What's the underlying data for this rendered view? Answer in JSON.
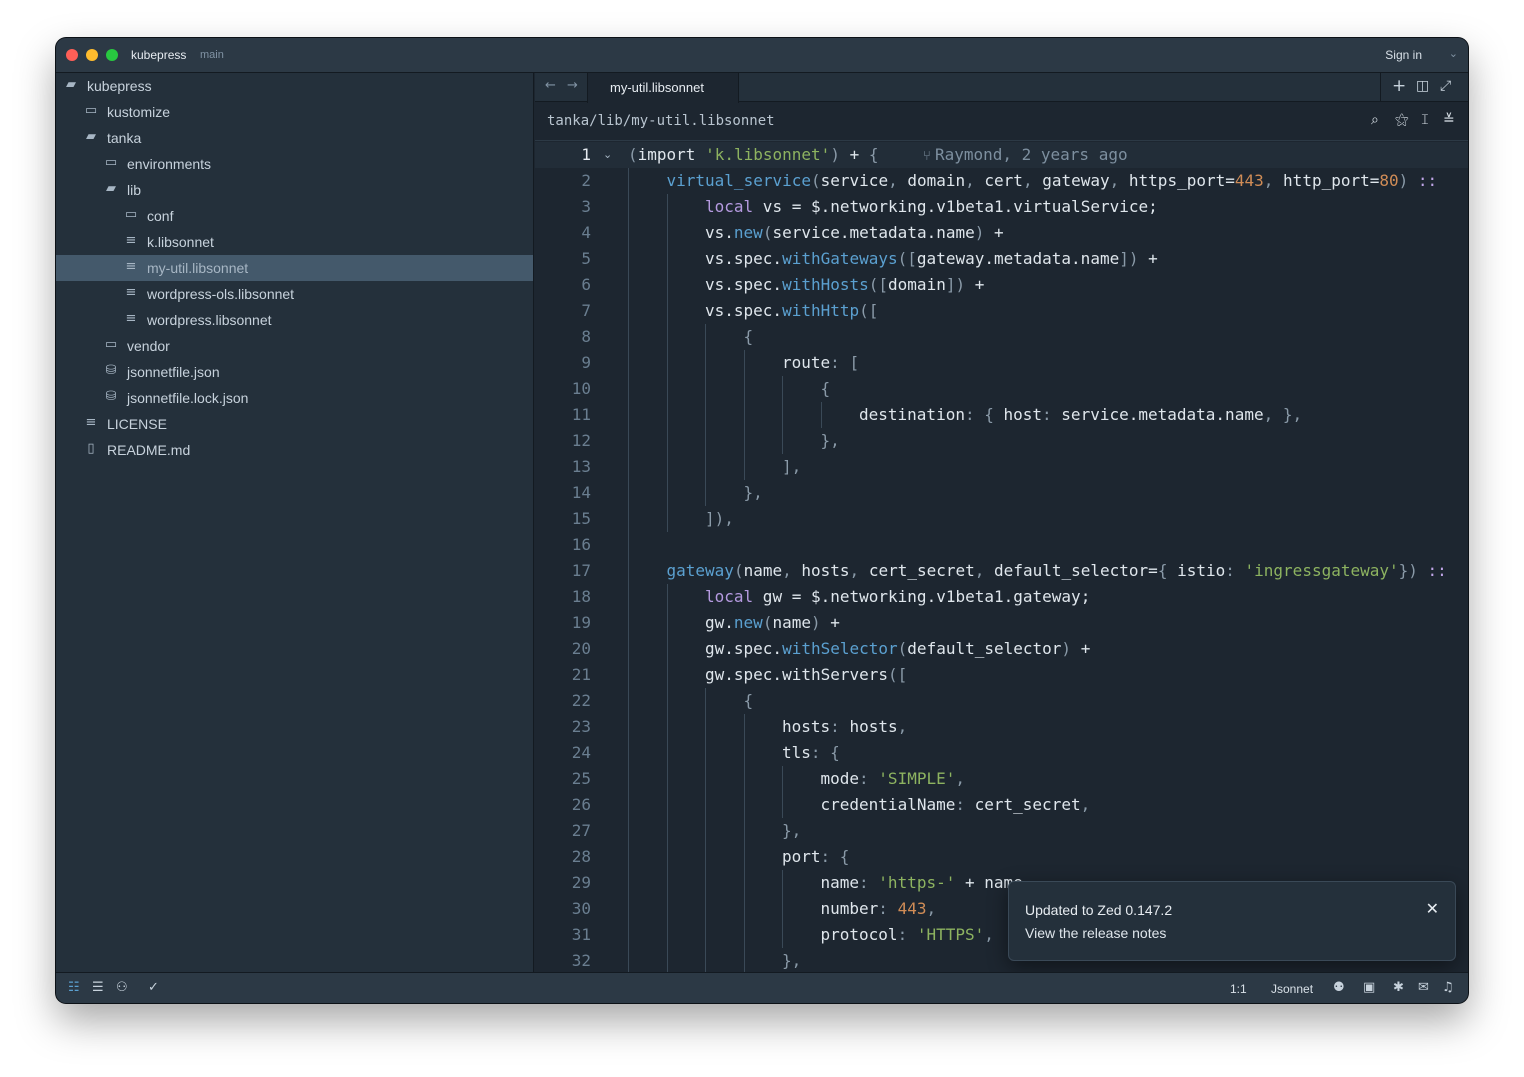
{
  "titlebar": {
    "project": "kubepress",
    "branch": "main",
    "sign_in": "Sign in",
    "chevron_icon": "chevron-down-icon"
  },
  "sidebar": {
    "items": [
      {
        "label": "kubepress",
        "icon": "folder-open-icon",
        "depth": 0
      },
      {
        "label": "kustomize",
        "icon": "folder-icon",
        "depth": 1
      },
      {
        "label": "tanka",
        "icon": "folder-open-icon",
        "depth": 1
      },
      {
        "label": "environments",
        "icon": "folder-icon",
        "depth": 2
      },
      {
        "label": "lib",
        "icon": "folder-open-icon",
        "depth": 2
      },
      {
        "label": "conf",
        "icon": "folder-icon",
        "depth": 3
      },
      {
        "label": "k.libsonnet",
        "icon": "file-text-icon",
        "depth": 3
      },
      {
        "label": "my-util.libsonnet",
        "icon": "file-text-icon",
        "depth": 3,
        "selected": true
      },
      {
        "label": "wordpress-ols.libsonnet",
        "icon": "file-text-icon",
        "depth": 3
      },
      {
        "label": "wordpress.libsonnet",
        "icon": "file-text-icon",
        "depth": 3
      },
      {
        "label": "vendor",
        "icon": "folder-icon",
        "depth": 2
      },
      {
        "label": "jsonnetfile.json",
        "icon": "database-icon",
        "depth": 2
      },
      {
        "label": "jsonnetfile.lock.json",
        "icon": "database-icon",
        "depth": 2
      },
      {
        "label": "LICENSE",
        "icon": "file-text-icon",
        "depth": 1
      },
      {
        "label": "README.md",
        "icon": "book-icon",
        "depth": 1
      }
    ]
  },
  "editor": {
    "tab_label": "my-util.libsonnet",
    "breadcrumb": "tanka/lib/my-util.libsonnet",
    "blame": "Raymond, 2 years ago",
    "lines": [
      {
        "n": 1,
        "indent": 0,
        "guides": 0,
        "tokens": [
          [
            "(",
            "p"
          ],
          [
            "import",
            ""
          ],
          [
            " ",
            ""
          ],
          [
            "'k.libsonnet'",
            "s"
          ],
          [
            ")",
            "p"
          ],
          [
            " + ",
            ""
          ],
          [
            "{",
            "p"
          ]
        ]
      },
      {
        "n": 2,
        "indent": 1,
        "guides": 1,
        "tokens": [
          [
            "virtual_service",
            "f"
          ],
          [
            "(",
            "p"
          ],
          [
            "service",
            ""
          ],
          [
            ", ",
            "p"
          ],
          [
            "domain",
            ""
          ],
          [
            ", ",
            "p"
          ],
          [
            "cert",
            ""
          ],
          [
            ", ",
            "p"
          ],
          [
            "gateway",
            ""
          ],
          [
            ", ",
            "p"
          ],
          [
            "https_port=",
            ""
          ],
          [
            "443",
            "n"
          ],
          [
            ", ",
            "p"
          ],
          [
            "http_port=",
            ""
          ],
          [
            "80",
            "n"
          ],
          [
            ")",
            "p"
          ],
          [
            " ::",
            "o"
          ]
        ]
      },
      {
        "n": 3,
        "indent": 2,
        "guides": 2,
        "tokens": [
          [
            "local",
            "k"
          ],
          [
            " vs = $.networking.v1beta1.virtualService;",
            ""
          ]
        ]
      },
      {
        "n": 4,
        "indent": 2,
        "guides": 2,
        "tokens": [
          [
            "vs.",
            ""
          ],
          [
            "new",
            "f"
          ],
          [
            "(",
            "p"
          ],
          [
            "service.metadata.name",
            ""
          ],
          [
            ")",
            "p"
          ],
          [
            " +",
            ""
          ]
        ]
      },
      {
        "n": 5,
        "indent": 2,
        "guides": 2,
        "tokens": [
          [
            "vs.spec.",
            ""
          ],
          [
            "withGateways",
            "f"
          ],
          [
            "([",
            "p"
          ],
          [
            "gateway.metadata.name",
            ""
          ],
          [
            "])",
            "p"
          ],
          [
            " +",
            ""
          ]
        ]
      },
      {
        "n": 6,
        "indent": 2,
        "guides": 2,
        "tokens": [
          [
            "vs.spec.",
            ""
          ],
          [
            "withHosts",
            "f"
          ],
          [
            "([",
            "p"
          ],
          [
            "domain",
            ""
          ],
          [
            "])",
            "p"
          ],
          [
            " +",
            ""
          ]
        ]
      },
      {
        "n": 7,
        "indent": 2,
        "guides": 2,
        "tokens": [
          [
            "vs.spec.",
            ""
          ],
          [
            "withHttp",
            "f"
          ],
          [
            "([",
            "p"
          ]
        ]
      },
      {
        "n": 8,
        "indent": 3,
        "guides": 3,
        "tokens": [
          [
            "{",
            "p"
          ]
        ]
      },
      {
        "n": 9,
        "indent": 4,
        "guides": 4,
        "tokens": [
          [
            "route",
            ""
          ],
          [
            ": [",
            "p"
          ]
        ]
      },
      {
        "n": 10,
        "indent": 5,
        "guides": 5,
        "tokens": [
          [
            "{",
            "p"
          ]
        ]
      },
      {
        "n": 11,
        "indent": 6,
        "guides": 6,
        "tokens": [
          [
            "destination",
            ""
          ],
          [
            ": { ",
            "p"
          ],
          [
            "host",
            ""
          ],
          [
            ": ",
            "p"
          ],
          [
            "service.metadata.name",
            ""
          ],
          [
            ", },",
            "p"
          ]
        ]
      },
      {
        "n": 12,
        "indent": 5,
        "guides": 5,
        "tokens": [
          [
            "},",
            "p"
          ]
        ]
      },
      {
        "n": 13,
        "indent": 4,
        "guides": 4,
        "tokens": [
          [
            "],",
            "p"
          ]
        ]
      },
      {
        "n": 14,
        "indent": 3,
        "guides": 3,
        "tokens": [
          [
            "},",
            "p"
          ]
        ]
      },
      {
        "n": 15,
        "indent": 2,
        "guides": 2,
        "tokens": [
          [
            "]),",
            "p"
          ]
        ]
      },
      {
        "n": 16,
        "indent": 0,
        "guides": 1,
        "tokens": []
      },
      {
        "n": 17,
        "indent": 1,
        "guides": 1,
        "tokens": [
          [
            "gateway",
            "f"
          ],
          [
            "(",
            "p"
          ],
          [
            "name",
            ""
          ],
          [
            ", ",
            "p"
          ],
          [
            "hosts",
            ""
          ],
          [
            ", ",
            "p"
          ],
          [
            "cert_secret",
            ""
          ],
          [
            ", ",
            "p"
          ],
          [
            "default_selector=",
            ""
          ],
          [
            "{ ",
            "p"
          ],
          [
            "istio",
            ""
          ],
          [
            ": ",
            "p"
          ],
          [
            "'ingressgateway'",
            "s"
          ],
          [
            "})",
            "p"
          ],
          [
            " ::",
            "o"
          ]
        ]
      },
      {
        "n": 18,
        "indent": 2,
        "guides": 2,
        "tokens": [
          [
            "local",
            "k"
          ],
          [
            " gw = $.networking.v1beta1.gateway;",
            ""
          ]
        ]
      },
      {
        "n": 19,
        "indent": 2,
        "guides": 2,
        "tokens": [
          [
            "gw.",
            ""
          ],
          [
            "new",
            "f"
          ],
          [
            "(",
            "p"
          ],
          [
            "name",
            ""
          ],
          [
            ")",
            "p"
          ],
          [
            " +",
            ""
          ]
        ]
      },
      {
        "n": 20,
        "indent": 2,
        "guides": 2,
        "tokens": [
          [
            "gw.spec.",
            ""
          ],
          [
            "withSelector",
            "f"
          ],
          [
            "(",
            "p"
          ],
          [
            "default_selector",
            ""
          ],
          [
            ")",
            "p"
          ],
          [
            " +",
            ""
          ]
        ]
      },
      {
        "n": 21,
        "indent": 2,
        "guides": 2,
        "tokens": [
          [
            "gw.spec.withServers",
            ""
          ],
          [
            "([",
            "p"
          ]
        ]
      },
      {
        "n": 22,
        "indent": 3,
        "guides": 3,
        "tokens": [
          [
            "{",
            "p"
          ]
        ]
      },
      {
        "n": 23,
        "indent": 4,
        "guides": 4,
        "tokens": [
          [
            "hosts",
            ""
          ],
          [
            ": ",
            "p"
          ],
          [
            "hosts",
            ""
          ],
          [
            ",",
            "p"
          ]
        ]
      },
      {
        "n": 24,
        "indent": 4,
        "guides": 4,
        "tokens": [
          [
            "tls",
            ""
          ],
          [
            ": {",
            "p"
          ]
        ]
      },
      {
        "n": 25,
        "indent": 5,
        "guides": 5,
        "tokens": [
          [
            "mode",
            ""
          ],
          [
            ": ",
            "p"
          ],
          [
            "'SIMPLE'",
            "s"
          ],
          [
            ",",
            "p"
          ]
        ]
      },
      {
        "n": 26,
        "indent": 5,
        "guides": 5,
        "tokens": [
          [
            "credentialName",
            ""
          ],
          [
            ": ",
            "p"
          ],
          [
            "cert_secret",
            ""
          ],
          [
            ",",
            "p"
          ]
        ]
      },
      {
        "n": 27,
        "indent": 4,
        "guides": 4,
        "tokens": [
          [
            "},",
            "p"
          ]
        ]
      },
      {
        "n": 28,
        "indent": 4,
        "guides": 4,
        "tokens": [
          [
            "port",
            ""
          ],
          [
            ": {",
            "p"
          ]
        ]
      },
      {
        "n": 29,
        "indent": 5,
        "guides": 5,
        "tokens": [
          [
            "name",
            ""
          ],
          [
            ": ",
            "p"
          ],
          [
            "'https-'",
            "s"
          ],
          [
            " + name",
            ""
          ]
        ]
      },
      {
        "n": 30,
        "indent": 5,
        "guides": 5,
        "tokens": [
          [
            "number",
            ""
          ],
          [
            ": ",
            "p"
          ],
          [
            "443",
            "n"
          ],
          [
            ",",
            "p"
          ]
        ]
      },
      {
        "n": 31,
        "indent": 5,
        "guides": 5,
        "tokens": [
          [
            "protocol",
            ""
          ],
          [
            ": ",
            "p"
          ],
          [
            "'HTTPS'",
            "s"
          ],
          [
            ",",
            "p"
          ]
        ]
      },
      {
        "n": 32,
        "indent": 4,
        "guides": 4,
        "tokens": [
          [
            "},",
            "p"
          ]
        ]
      }
    ]
  },
  "toast": {
    "title": "Updated to Zed 0.147.2",
    "link": "View the release notes"
  },
  "statusbar": {
    "cursor_position": "1:1",
    "language": "Jsonnet"
  },
  "colors": {
    "background": "#1d2630",
    "string": "#8db360",
    "number": "#d08c56",
    "function": "#5ba0d0",
    "keyword": "#b59ae0"
  }
}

##########

From the data above, copy each line that holds "jsonnetfile".

        "label": "jsonnetfile.json",
        "label": "jsonnetfile.lock.json",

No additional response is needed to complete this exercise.